• **What is asked**
What lines of the data include the string "Memory"? Copy them all.

Stored items from a collection:
+--

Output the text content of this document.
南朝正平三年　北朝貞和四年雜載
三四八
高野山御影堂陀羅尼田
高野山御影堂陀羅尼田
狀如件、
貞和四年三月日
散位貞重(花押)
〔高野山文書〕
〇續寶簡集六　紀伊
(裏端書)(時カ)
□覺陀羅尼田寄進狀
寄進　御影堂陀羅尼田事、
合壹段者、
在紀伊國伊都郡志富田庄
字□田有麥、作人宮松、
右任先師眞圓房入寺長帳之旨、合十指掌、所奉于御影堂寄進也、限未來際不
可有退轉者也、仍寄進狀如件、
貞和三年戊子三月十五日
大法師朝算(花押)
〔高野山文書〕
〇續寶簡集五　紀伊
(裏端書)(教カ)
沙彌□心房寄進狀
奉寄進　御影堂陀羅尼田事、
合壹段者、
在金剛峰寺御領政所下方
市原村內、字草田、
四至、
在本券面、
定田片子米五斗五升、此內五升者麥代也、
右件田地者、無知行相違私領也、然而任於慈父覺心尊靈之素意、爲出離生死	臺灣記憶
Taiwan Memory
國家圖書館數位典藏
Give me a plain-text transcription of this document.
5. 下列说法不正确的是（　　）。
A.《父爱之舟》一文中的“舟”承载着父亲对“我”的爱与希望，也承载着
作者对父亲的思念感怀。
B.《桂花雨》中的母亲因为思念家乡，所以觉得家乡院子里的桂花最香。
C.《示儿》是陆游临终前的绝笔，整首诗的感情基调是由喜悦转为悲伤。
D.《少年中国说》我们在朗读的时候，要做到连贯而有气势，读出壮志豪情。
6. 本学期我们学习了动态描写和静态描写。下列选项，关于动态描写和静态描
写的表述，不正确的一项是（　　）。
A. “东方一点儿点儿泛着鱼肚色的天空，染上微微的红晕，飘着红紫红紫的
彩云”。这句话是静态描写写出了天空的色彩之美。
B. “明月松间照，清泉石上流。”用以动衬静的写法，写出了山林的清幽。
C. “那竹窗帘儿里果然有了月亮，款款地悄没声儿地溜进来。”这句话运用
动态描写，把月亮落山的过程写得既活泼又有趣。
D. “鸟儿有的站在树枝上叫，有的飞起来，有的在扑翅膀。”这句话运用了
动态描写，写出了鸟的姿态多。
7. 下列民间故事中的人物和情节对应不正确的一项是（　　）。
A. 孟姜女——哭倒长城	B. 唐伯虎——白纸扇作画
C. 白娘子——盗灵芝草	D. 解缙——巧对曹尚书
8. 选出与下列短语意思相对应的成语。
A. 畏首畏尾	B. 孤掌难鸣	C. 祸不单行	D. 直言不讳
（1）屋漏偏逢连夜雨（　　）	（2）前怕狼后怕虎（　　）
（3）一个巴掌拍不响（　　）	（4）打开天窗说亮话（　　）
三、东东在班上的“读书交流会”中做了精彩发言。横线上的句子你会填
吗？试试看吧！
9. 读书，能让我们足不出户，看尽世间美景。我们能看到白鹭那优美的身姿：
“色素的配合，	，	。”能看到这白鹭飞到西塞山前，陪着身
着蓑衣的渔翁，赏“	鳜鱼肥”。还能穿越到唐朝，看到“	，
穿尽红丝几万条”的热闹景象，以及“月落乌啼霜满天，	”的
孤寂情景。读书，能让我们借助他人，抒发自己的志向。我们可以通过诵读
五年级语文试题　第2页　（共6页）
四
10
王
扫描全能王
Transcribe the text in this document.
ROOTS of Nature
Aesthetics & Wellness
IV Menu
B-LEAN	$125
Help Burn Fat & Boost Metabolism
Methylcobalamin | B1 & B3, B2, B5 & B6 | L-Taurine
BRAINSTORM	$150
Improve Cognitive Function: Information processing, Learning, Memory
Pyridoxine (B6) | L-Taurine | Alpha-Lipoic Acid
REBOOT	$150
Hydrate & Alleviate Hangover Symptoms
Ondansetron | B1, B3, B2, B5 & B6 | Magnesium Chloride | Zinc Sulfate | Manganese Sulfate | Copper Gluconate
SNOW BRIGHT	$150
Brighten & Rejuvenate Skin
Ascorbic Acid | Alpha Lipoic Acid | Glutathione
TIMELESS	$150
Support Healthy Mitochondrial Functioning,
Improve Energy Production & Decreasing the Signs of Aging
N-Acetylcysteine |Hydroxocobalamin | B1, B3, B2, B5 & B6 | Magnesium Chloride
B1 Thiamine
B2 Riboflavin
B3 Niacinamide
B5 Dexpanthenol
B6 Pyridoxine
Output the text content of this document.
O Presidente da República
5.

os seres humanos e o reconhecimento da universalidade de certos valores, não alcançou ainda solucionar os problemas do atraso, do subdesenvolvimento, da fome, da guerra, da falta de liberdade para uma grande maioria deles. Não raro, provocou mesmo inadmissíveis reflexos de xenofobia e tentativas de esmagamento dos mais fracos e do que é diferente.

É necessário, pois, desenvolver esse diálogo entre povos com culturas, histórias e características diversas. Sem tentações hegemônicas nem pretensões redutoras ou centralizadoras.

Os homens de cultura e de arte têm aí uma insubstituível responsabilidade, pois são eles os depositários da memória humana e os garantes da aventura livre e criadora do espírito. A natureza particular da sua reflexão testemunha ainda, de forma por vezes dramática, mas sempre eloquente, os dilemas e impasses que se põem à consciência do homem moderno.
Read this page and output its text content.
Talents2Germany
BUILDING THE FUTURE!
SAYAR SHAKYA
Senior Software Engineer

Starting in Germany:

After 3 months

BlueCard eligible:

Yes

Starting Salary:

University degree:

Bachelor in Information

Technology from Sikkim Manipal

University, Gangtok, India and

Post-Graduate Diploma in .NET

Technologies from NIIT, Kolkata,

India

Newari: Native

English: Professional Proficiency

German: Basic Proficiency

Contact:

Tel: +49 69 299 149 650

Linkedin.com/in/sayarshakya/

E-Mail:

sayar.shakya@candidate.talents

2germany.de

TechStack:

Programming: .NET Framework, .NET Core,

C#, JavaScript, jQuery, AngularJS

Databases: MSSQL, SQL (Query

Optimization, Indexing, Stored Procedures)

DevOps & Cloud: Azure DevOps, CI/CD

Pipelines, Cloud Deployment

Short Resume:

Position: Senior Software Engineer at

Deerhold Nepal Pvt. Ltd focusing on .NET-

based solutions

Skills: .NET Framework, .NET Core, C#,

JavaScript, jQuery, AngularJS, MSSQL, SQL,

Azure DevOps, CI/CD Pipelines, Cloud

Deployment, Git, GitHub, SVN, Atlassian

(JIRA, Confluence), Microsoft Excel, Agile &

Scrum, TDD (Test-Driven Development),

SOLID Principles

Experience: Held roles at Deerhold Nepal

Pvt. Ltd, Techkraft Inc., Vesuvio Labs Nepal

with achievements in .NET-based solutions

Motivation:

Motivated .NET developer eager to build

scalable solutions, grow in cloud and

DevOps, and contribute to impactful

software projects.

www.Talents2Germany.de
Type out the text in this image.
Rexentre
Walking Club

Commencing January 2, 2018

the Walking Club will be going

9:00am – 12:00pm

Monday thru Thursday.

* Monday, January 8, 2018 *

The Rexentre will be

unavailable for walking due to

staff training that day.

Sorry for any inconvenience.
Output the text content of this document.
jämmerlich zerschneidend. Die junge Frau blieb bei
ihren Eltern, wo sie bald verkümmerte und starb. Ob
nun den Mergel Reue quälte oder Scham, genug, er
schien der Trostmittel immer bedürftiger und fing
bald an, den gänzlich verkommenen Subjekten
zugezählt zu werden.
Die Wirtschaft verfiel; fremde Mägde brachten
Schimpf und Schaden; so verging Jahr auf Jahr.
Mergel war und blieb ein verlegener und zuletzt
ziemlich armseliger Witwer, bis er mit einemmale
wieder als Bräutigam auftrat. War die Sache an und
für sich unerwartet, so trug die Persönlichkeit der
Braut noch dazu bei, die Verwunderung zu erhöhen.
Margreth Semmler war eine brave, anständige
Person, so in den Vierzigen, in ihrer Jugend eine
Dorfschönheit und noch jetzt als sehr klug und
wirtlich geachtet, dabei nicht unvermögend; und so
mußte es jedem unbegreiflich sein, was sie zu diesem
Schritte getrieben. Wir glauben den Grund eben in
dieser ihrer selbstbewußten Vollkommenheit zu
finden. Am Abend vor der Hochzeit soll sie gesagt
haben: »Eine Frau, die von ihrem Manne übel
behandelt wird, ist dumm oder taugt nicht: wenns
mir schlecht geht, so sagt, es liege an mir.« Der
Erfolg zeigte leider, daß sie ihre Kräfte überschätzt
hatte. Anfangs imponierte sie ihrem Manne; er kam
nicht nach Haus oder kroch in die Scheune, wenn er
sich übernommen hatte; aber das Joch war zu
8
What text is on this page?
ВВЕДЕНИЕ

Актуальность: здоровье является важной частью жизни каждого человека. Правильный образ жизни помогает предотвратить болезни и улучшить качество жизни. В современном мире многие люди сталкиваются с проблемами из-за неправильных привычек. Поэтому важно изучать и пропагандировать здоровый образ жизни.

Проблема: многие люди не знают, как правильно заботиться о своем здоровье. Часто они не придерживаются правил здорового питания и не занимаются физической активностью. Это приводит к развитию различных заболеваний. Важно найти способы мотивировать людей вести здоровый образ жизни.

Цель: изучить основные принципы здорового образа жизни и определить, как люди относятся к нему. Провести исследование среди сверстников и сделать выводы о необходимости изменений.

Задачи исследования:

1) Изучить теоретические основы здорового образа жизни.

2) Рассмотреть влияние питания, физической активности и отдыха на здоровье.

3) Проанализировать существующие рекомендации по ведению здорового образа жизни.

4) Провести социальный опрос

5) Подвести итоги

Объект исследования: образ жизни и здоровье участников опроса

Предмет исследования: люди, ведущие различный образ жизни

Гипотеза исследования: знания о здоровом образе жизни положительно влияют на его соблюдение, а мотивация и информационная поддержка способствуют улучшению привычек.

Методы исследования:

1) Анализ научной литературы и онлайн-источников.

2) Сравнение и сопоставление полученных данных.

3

+--

• **Task solution**
Taiwan Memory
Improve Cognitive Function: Information processing, Learning, Memory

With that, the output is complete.